**Aim of the task**
Lines containing the word "Stok" are the ones to copy from the records below.

Stored data entries
● ● ● ● ● ● ●

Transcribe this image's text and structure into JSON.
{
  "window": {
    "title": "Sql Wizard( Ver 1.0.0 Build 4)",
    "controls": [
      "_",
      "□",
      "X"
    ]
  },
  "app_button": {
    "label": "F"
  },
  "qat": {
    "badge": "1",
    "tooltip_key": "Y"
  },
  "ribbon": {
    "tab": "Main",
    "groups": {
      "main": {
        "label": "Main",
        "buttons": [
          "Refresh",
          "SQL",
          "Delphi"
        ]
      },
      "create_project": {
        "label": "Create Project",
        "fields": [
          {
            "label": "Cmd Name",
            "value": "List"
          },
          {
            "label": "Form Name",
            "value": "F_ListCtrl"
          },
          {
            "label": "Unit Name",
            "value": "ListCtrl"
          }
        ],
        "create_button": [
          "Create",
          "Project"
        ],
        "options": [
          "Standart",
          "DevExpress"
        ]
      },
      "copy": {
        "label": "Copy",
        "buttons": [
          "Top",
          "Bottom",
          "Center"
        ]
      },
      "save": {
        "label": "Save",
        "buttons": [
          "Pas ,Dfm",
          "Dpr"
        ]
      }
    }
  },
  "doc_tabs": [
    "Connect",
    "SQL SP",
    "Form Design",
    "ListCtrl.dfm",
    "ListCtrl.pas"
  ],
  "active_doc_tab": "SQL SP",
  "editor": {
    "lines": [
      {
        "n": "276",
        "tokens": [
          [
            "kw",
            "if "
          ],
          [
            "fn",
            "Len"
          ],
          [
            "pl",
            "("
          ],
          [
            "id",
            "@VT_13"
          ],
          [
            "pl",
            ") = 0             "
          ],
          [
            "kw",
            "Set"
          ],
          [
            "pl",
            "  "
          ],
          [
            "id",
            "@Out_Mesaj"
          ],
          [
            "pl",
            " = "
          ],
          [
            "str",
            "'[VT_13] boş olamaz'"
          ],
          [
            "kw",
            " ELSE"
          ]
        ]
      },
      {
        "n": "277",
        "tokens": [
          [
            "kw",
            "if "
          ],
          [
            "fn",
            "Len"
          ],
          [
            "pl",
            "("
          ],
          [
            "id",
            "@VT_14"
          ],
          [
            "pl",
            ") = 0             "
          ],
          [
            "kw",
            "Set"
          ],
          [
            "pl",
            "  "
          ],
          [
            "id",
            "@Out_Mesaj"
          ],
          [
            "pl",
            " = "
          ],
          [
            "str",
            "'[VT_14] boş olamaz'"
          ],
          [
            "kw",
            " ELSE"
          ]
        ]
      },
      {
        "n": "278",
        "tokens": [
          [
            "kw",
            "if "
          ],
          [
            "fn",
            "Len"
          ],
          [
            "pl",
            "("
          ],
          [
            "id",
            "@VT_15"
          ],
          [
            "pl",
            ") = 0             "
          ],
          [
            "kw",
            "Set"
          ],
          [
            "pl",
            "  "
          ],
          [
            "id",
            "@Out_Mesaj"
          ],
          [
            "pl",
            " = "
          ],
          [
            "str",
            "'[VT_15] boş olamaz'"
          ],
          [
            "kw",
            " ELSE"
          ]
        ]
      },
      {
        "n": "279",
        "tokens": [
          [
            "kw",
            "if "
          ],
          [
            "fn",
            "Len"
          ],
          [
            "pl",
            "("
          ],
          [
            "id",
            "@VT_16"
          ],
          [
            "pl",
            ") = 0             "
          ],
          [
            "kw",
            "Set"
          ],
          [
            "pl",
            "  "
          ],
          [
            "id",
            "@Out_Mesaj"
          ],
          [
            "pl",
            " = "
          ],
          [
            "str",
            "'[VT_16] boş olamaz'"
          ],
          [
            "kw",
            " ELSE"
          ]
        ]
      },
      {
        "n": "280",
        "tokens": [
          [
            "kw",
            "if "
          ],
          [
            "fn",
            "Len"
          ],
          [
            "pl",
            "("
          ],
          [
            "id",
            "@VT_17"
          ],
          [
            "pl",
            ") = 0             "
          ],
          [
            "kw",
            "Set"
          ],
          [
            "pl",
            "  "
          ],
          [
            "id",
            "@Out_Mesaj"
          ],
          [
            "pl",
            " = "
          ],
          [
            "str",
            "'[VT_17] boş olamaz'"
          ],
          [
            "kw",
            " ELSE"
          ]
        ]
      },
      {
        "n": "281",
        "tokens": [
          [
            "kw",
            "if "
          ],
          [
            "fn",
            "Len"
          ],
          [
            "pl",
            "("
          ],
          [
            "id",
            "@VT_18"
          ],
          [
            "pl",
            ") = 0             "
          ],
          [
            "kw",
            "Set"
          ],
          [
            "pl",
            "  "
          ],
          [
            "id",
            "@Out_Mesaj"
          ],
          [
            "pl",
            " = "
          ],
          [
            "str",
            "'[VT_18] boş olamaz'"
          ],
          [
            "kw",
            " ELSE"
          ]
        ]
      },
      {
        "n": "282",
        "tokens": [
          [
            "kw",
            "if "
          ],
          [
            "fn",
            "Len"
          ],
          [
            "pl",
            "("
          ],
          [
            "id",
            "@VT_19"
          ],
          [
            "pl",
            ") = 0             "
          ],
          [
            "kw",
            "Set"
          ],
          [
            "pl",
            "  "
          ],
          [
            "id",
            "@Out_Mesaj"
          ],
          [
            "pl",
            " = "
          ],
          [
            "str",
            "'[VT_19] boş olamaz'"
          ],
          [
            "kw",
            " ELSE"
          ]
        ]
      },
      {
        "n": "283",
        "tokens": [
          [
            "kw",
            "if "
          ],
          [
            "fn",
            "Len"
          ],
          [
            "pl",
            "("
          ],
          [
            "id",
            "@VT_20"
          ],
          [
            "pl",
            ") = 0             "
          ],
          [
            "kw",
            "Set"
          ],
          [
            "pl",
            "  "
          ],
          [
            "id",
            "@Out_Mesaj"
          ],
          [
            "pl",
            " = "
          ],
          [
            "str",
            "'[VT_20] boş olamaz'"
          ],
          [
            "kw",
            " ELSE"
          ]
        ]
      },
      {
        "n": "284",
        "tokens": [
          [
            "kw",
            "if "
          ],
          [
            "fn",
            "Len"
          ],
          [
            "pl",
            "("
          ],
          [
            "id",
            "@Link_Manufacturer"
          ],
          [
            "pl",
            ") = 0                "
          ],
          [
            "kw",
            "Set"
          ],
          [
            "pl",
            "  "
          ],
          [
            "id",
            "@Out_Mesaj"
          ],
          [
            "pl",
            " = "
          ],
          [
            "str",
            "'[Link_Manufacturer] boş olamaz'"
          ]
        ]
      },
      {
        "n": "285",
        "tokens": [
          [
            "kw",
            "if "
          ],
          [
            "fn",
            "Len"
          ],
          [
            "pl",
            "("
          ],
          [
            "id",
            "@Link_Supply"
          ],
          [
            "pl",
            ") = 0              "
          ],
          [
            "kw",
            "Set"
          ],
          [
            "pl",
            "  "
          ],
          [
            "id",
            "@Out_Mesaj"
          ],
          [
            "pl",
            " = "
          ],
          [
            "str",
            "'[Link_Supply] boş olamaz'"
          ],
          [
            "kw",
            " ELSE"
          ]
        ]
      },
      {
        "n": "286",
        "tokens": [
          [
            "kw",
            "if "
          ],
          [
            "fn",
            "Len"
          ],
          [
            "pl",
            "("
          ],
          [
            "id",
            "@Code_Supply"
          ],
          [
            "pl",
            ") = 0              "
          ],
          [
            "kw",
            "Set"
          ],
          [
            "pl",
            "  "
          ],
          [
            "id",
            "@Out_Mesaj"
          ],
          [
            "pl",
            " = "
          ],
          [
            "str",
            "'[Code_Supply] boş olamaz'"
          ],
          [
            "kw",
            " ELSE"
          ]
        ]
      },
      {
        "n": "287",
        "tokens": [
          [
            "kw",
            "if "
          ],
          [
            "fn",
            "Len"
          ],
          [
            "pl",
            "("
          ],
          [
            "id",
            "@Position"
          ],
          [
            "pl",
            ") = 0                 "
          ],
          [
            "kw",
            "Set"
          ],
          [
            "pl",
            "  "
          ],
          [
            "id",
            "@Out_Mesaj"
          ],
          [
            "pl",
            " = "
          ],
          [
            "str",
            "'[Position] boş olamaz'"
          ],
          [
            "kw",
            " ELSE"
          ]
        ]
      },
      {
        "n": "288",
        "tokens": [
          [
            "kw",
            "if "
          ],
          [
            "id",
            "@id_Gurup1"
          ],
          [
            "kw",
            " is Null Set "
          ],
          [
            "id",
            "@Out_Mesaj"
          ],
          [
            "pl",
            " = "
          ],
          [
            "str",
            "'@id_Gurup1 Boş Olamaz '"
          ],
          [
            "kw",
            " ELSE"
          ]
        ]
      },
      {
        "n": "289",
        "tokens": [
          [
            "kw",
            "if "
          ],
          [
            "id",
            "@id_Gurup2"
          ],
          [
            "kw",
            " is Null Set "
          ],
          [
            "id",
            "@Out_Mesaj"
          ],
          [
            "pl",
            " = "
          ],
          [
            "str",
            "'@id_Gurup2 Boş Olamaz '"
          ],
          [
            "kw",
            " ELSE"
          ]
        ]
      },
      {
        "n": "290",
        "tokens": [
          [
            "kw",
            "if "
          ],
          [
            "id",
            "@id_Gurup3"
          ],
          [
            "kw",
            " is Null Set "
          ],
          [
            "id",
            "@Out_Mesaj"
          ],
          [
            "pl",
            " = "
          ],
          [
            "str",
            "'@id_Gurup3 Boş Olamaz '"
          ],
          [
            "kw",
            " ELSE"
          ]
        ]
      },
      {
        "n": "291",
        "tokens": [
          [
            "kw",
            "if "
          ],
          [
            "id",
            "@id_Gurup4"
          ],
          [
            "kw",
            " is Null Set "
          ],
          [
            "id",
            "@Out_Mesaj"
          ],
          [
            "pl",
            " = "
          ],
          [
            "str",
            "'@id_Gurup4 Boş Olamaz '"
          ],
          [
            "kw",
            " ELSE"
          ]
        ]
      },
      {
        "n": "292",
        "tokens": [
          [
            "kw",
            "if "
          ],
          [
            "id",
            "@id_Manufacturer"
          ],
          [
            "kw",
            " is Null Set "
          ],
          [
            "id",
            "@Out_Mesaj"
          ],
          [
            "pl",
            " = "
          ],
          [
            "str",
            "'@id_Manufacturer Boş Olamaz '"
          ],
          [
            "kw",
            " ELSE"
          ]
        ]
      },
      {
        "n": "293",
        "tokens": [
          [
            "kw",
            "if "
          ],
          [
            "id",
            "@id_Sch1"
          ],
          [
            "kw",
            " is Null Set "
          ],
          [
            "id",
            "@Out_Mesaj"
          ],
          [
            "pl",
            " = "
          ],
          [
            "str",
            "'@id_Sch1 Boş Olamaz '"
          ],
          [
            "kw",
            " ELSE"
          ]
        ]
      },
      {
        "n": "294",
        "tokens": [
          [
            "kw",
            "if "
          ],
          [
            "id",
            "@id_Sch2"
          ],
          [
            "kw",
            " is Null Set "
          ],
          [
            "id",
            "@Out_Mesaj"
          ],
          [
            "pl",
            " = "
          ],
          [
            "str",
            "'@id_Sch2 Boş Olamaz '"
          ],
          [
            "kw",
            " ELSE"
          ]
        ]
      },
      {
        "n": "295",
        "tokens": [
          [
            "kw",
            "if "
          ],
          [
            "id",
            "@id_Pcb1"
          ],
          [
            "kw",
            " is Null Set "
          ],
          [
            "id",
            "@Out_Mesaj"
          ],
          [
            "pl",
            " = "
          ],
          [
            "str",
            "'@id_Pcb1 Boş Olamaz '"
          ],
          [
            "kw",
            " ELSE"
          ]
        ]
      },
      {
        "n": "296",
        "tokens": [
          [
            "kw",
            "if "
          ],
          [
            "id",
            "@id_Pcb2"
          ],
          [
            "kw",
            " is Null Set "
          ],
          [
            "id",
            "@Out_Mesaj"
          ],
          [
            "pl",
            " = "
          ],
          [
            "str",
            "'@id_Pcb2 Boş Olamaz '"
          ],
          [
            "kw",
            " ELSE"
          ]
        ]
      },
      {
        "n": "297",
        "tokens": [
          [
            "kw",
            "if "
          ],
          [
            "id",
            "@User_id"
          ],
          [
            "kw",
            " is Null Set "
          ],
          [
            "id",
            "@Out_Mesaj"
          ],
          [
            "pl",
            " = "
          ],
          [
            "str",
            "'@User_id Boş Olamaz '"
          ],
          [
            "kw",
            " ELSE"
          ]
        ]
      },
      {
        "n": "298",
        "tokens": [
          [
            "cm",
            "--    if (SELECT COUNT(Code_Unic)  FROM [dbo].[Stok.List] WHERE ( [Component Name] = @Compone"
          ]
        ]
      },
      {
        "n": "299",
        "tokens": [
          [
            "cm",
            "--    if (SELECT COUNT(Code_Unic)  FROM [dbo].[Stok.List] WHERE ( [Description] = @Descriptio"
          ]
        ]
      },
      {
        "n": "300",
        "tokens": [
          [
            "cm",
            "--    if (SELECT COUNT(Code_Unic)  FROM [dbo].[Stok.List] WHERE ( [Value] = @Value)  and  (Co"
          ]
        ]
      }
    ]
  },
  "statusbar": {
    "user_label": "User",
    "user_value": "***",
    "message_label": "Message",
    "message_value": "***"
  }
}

● ● ● ● ● ● ●

**Output for this exercise**
            "--    if (SELECT COUNT(Code_Unic)  FROM [dbo].[Stok.List] WHERE ( [Component Name] = @Compone"
            "--    if (SELECT COUNT(Code_Unic)  FROM [dbo].[Stok.List] WHERE ( [Description] = @Descriptio"
            "--    if (SELECT COUNT(Code_Unic)  FROM [dbo].[Stok.List] WHERE ( [Value] = @Value)  and  (Co"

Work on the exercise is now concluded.